* **TASK REQUIREMENTS**:
Output every entry exactly as written.

[START PROVIDED DATA]

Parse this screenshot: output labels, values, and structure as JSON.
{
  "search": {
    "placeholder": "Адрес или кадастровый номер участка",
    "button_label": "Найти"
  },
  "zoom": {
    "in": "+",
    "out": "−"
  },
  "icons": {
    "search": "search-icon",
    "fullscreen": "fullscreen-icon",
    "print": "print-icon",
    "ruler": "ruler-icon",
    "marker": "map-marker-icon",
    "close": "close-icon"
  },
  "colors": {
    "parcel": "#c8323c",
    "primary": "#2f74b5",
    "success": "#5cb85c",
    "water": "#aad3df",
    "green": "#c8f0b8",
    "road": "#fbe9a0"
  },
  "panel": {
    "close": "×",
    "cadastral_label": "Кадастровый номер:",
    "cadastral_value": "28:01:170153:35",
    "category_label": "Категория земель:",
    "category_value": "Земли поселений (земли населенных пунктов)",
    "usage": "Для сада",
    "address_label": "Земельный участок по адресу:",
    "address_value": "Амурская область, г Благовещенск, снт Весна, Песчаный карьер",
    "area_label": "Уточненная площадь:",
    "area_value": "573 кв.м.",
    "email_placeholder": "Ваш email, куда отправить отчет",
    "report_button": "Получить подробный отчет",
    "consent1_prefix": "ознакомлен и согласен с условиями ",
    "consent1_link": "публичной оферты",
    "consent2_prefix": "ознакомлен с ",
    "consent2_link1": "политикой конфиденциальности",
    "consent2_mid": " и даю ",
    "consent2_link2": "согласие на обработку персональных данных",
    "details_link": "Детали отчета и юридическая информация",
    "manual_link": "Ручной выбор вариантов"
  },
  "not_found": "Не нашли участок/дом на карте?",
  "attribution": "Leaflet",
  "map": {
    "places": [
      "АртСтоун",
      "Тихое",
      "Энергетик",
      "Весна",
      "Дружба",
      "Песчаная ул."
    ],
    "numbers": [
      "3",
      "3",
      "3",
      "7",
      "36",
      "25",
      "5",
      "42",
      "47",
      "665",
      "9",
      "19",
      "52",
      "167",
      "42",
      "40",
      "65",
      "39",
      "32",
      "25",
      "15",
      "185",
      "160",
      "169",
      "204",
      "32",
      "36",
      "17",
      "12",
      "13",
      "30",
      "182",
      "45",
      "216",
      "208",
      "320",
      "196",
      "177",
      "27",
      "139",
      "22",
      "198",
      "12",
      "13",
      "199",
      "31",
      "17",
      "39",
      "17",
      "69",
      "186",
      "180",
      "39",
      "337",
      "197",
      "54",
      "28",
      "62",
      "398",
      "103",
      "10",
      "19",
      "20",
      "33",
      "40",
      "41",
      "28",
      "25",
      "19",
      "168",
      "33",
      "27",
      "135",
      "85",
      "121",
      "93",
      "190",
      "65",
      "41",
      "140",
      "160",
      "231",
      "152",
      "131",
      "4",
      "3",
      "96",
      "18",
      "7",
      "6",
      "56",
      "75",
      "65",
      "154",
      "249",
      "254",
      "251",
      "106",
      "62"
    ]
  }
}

[END PROVIDED DATA]

* **WORKED SOLUTION**:
Parse this screenshot: output labels, values, and structure as JSON.
{
  "search": {
    "placeholder": "Адрес или кадастровый номер участка",
    "button_label": "Найти"
  },
  "zoom": {
    "in": "+",
    "out": "−"
  },
  "icons": {
    "search": "search-icon",
    "fullscreen": "fullscreen-icon",
    "print": "print-icon",
    "ruler": "ruler-icon",
    "marker": "map-marker-icon",
    "close": "close-icon"
  },
  "colors": {
    "parcel": "#c8323c",
    "primary": "#2f74b5",
    "success": "#5cb85c",
    "water": "#aad3df",
    "green": "#c8f0b8",
    "road": "#fbe9a0"
  },
  "panel": {
    "close": "×",
    "cadastral_label": "Кадастровый номер:",
    "cadastral_value": "28:01:170153:35",
    "category_label": "Категория земель:",
    "category_value": "Земли поселений (земли населенных пунктов)",
    "usage": "Для сада",
    "address_label": "Земельный участок по адресу:",
    "address_value": "Амурская область, г Благовещенск, снт Весна, Песчаный карьер",
    "area_label": "Уточненная площадь:",
    "area_value": "573 кв.м.",
    "email_placeholder": "Ваш email, куда отправить отчет",
    "report_button": "Получить подробный отчет",
    "consent1_prefix": "ознакомлен и согласен с условиями ",
    "consent1_link": "публичной оферты",
    "consent2_prefix": "ознакомлен с ",
    "consent2_link1": "политикой конфиденциальности",
    "consent2_mid": " и даю ",
    "consent2_link2": "согласие на обработку персональных данных",
    "details_link": "Детали отчета и юридическая информация",
    "manual_link": "Ручной выбор вариантов"
  },
  "not_found": "Не нашли участок/дом на карте?",
  "attribution": "Leaflet",
  "map": {
    "places": [
      "АртСтоун",
      "Тихое",
      "Энергетик",
      "Весна",
      "Дружба",
      "Песчаная ул."
    ],
    "numbers": [
      "3",
      "3",
      "3",
      "7",
      "36",
      "25",
      "5",
      "42",
      "47",
      "665",
      "9",
      "19",
      "52",
      "167",
      "42",
      "40",
      "65",
      "39",
      "32",
      "25",
      "15",
      "185",
      "160",
      "169",
      "204",
      "32",
      "36",
      "17",
      "12",
      "13",
      "30",
      "182",
      "45",
      "216",
      "208",
      "320",
      "196",
      "177",
      "27",
      "139",
      "22",
      "198",
      "12",
      "13",
      "199",
      "31",
      "17",
      "39",
      "17",
      "69",
      "186",
      "180",
      "39",
      "337",
      "197",
      "54",
      "28",
      "62",
      "398",
      "103",
      "10",
      "19",
      "20",
      "33",
      "40",
      "41",
      "28",
      "25",
      "19",
      "168",
      "33",
      "27",
      "135",
      "85",
      "121",
      "93",
      "190",
      "65",
      "41",
      "140",
      "160",
      "231",
      "152",
      "131",
      "4",
      "3",
      "96",
      "18",
      "7",
      "6",
      "56",
      "75",
      "65",
      "154",
      "249",
      "254",
      "251",
      "106",
      "62"
    ]
  }
}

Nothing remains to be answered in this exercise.